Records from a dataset
□ □ □

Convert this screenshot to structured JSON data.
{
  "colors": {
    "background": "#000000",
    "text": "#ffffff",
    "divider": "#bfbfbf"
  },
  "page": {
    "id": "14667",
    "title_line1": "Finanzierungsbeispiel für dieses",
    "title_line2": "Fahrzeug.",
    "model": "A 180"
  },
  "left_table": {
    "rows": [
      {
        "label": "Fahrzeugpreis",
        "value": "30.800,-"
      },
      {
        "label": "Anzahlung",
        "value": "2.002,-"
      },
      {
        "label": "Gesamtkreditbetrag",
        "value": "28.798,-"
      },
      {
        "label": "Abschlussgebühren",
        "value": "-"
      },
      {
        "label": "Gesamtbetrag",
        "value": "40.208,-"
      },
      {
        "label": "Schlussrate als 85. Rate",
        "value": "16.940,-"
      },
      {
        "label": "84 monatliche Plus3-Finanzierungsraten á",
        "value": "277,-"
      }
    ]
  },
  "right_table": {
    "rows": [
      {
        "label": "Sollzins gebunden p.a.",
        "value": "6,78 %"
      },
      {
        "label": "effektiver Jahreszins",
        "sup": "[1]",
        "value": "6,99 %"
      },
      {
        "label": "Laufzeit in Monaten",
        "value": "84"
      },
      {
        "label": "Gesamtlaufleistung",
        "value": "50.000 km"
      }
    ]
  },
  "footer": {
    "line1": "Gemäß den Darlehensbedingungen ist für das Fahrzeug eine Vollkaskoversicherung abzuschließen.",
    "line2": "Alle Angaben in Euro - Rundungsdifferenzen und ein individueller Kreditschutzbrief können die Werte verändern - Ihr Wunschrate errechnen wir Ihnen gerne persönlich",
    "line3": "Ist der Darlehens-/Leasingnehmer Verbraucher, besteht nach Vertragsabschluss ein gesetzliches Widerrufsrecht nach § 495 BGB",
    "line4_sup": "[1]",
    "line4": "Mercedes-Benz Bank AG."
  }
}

□ □ □

- OBJECTIVE
Reproduce each line of the material containing the word "value".

- SOLVED PROBLEM
        "value": "30.800,-"
        "value": "2.002,-"
        "value": "28.798,-"
        "value": "-"
        "value": "40.208,-"
        "value": "16.940,-"
        "value": "277,-"
        "value": "6,78 %"
        "value": "6,99 %"
        "value": "84"
        "value": "50.000 km"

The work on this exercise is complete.